What is needed:
Express the material below as a JSON list of strings, with one string for each line and blank lines omitted. Leave the pictures out.

▽

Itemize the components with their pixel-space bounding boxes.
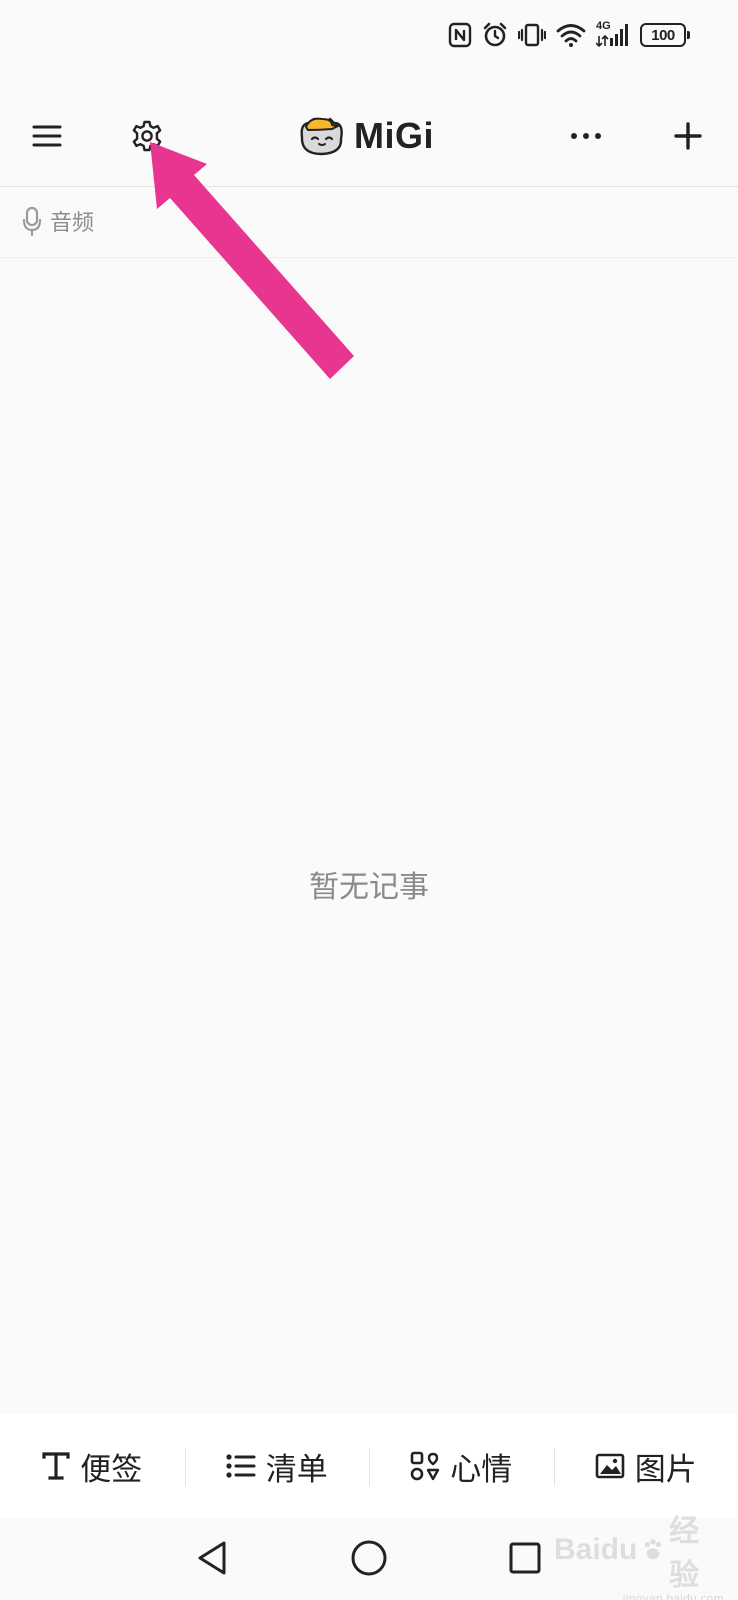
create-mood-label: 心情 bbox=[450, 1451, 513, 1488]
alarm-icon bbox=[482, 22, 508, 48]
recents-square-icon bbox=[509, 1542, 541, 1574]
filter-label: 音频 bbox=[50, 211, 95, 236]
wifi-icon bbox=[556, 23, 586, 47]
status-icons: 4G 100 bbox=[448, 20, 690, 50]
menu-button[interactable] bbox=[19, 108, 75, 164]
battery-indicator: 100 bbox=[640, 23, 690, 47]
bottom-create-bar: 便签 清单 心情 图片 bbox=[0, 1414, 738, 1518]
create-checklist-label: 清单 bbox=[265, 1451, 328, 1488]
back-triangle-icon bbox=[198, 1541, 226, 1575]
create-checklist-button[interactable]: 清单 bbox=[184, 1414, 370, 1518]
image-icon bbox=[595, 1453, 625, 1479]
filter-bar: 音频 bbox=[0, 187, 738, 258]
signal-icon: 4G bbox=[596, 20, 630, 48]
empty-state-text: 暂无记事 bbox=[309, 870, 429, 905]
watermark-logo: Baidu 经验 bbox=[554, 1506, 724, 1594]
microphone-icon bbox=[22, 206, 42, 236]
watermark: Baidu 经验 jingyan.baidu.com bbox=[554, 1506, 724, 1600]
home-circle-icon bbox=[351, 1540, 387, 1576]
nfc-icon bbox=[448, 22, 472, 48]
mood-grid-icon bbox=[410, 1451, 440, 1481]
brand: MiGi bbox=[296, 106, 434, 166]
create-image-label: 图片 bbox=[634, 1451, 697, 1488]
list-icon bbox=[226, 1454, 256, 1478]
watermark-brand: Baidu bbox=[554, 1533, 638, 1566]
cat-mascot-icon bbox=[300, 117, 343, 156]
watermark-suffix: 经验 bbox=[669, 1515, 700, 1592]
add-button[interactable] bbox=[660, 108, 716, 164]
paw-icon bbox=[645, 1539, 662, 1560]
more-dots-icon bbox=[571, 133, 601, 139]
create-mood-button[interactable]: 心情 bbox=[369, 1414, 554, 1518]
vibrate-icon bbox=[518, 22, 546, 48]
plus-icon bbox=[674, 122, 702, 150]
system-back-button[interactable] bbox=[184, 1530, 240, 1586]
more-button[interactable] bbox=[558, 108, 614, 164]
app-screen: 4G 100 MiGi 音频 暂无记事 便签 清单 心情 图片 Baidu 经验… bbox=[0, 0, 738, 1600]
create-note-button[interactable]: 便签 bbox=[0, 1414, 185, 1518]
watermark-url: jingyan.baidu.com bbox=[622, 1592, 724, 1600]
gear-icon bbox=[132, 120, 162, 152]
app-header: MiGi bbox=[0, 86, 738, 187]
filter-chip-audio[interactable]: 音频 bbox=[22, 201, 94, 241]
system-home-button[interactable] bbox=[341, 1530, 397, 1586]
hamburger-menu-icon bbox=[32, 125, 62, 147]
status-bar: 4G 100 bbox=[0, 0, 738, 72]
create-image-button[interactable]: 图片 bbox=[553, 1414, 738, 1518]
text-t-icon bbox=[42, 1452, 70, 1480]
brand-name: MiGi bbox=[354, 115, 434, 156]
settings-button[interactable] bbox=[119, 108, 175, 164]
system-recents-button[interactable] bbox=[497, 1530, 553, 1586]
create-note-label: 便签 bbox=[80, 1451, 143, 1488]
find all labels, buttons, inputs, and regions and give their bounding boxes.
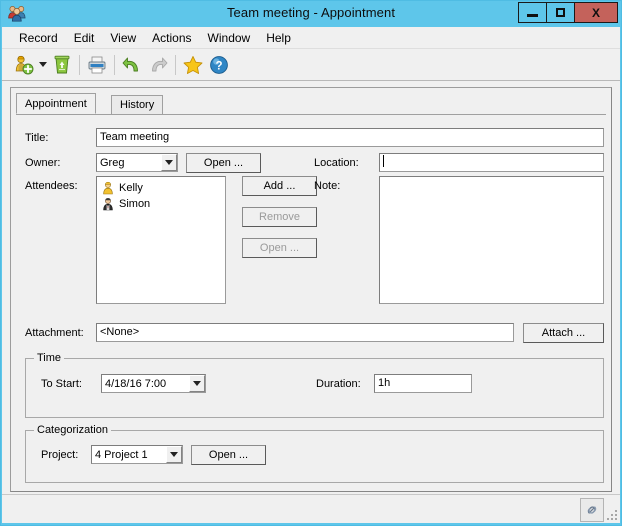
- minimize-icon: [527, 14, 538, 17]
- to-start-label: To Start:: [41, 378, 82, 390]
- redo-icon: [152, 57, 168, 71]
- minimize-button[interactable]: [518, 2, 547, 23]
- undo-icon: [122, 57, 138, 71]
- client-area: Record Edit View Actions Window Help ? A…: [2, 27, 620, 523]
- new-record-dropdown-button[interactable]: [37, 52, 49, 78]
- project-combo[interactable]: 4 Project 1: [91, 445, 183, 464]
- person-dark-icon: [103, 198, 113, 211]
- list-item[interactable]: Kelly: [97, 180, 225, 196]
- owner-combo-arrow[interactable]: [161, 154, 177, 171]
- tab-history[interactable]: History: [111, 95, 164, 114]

△

Correct output:
[
  "Itemize the components with their pixel-space bounding boxes.",
  "create-mood-label: 心情 bbox=[450, 1451, 513, 1488]",
  "alarm-icon bbox=[482, 22, 508, 48]",
  "recents-square-icon bbox=[509, 1542, 541, 1574]",
  "filter-label: 音频 bbox=[50, 211, 95, 236]",
  "wifi-icon bbox=[556, 23, 586, 47]",
  "status-icons: 4G 100 bbox=[448, 20, 690, 50]",
  "menu-button[interactable] bbox=[19, 108, 75, 164]",
  "battery-indicator: 100 bbox=[640, 23, 690, 47]",
  "bottom-create-bar: 便签 清单 心情 图片 bbox=[0, 1414, 738, 1518]",
  "create-checklist-label: 清单 bbox=[265, 1451, 328, 1488]",
  "back-triangle-icon bbox=[198, 1541, 226, 1575]",
  "create-checklist-button[interactable]: 清单 bbox=[184, 1414, 370, 1518]",
  "image-icon bbox=[595, 1453, 625, 1479]",
  "filter-bar: 音频 bbox=[0, 187, 738, 258]",
  "signal-icon: 4G bbox=[596, 20, 630, 48]",
  "empty-state-text: 暂无记事 bbox=[309, 870, 429, 905]",
  "watermark-logo: Baidu 经验 bbox=[554, 1506, 724, 1594]",
  "microphone-icon bbox=[22, 206, 42, 236]",
  "watermark: Baidu 经验 jingyan.baidu.com bbox=[554, 1506, 724, 1600]",
  "home-circle-icon bbox=[351, 1540, 387, 1576]",
  "nfc-icon bbox=[448, 22, 472, 48]",
  "mood-grid-icon bbox=[410, 1451, 440, 1481]",
  "brand: MiGi bbox=[296, 106, 434, 166]",
  "create-image-label: 图片 bbox=[634, 1451, 697, 1488]",
  "list-icon bbox=[226, 1454, 256, 1478]",
  "watermark-brand: Baidu bbox=[554, 1533, 638, 1566]",
  "cat-mascot-icon bbox=[300, 117, 343, 156]",
  "watermark-suffix: 经验 bbox=[669, 1515, 700, 1592]",
  "add-button[interactable] bbox=[660, 108, 716, 164]",
  "paw-icon bbox=[645, 1539, 662, 1560]",
  "more-dots-icon bbox=[571, 133, 601, 139]",
  "create-mood-button[interactable]: 心情 bbox=[369, 1414, 554, 1518]",
  "vibrate-icon bbox=[518, 22, 546, 48]",
  "plus-icon bbox=[674, 122, 702, 150]",
  "system-back-button[interactable] bbox=[184, 1530, 240, 1586]",
  "more-button[interactable] bbox=[558, 108, 614, 164]",
  "app-screen: 4G 100 MiGi 音频 暂无记事 便签 清单 心情 图片 Baidu 经验… bbox=[0, 0, 738, 1600]",
  "create-note-button[interactable]: 便签 bbox=[0, 1414, 185, 1518]",
  "watermark-url: jingyan.baidu.com bbox=[622, 1592, 724, 1600]",
  "gear-icon bbox=[132, 120, 162, 152]",
  "app-header: MiGi bbox=[0, 86, 738, 187]",
  "filter-chip-audio[interactable]: 音频 bbox=[22, 201, 94, 241]",
  "system-home-button[interactable] bbox=[341, 1530, 397, 1586]",
  "hamburger-menu-icon bbox=[32, 125, 62, 147]",
  "status-bar: 4G 100 bbox=[0, 0, 738, 72]",
  "create-image-button[interactable]: 图片 bbox=[553, 1414, 738, 1518]",
  "text-t-icon bbox=[42, 1452, 70, 1480]",
  "brand-name: MiGi bbox=[354, 115, 434, 156]",
  "settings-button[interactable] bbox=[119, 108, 175, 164]",
  "system-recents-button[interactable] bbox=[497, 1530, 553, 1586]",
  "create-note-label: 便签 bbox=[80, 1451, 143, 1488]",
  "find all labels, buttons, inputs, and regions and give their bounding boxes.",
  "- minimize-icon: [527, 14, 538, 17]",
  "- to-start-label: To Start:: [41, 378, 82, 390]",
  "- redo-icon: [152, 57, 168, 71]",
  "- minimize-button[interactable]: [518, 2, 547, 23]",
  "- undo-icon: [122, 57, 138, 71]",
  "- client-area: Record Edit View Actions Window Help ? A…: [2, 27, 620, 523]",
  "- new-record-dropdown-button[interactable]: [37, 52, 49, 78]",
  "- project-combo[interactable]: 4 Project 1: [91, 445, 183, 464]",
  "- person-dark-icon: [103, 198, 113, 211]",
  "- list-item[interactable]: Kelly: [97, 180, 225, 196]",
  "- owner-combo-arrow[interactable]: [161, 154, 177, 171]",
  "- tab-history[interactable]: History: [111, 95, 164, 114]"
]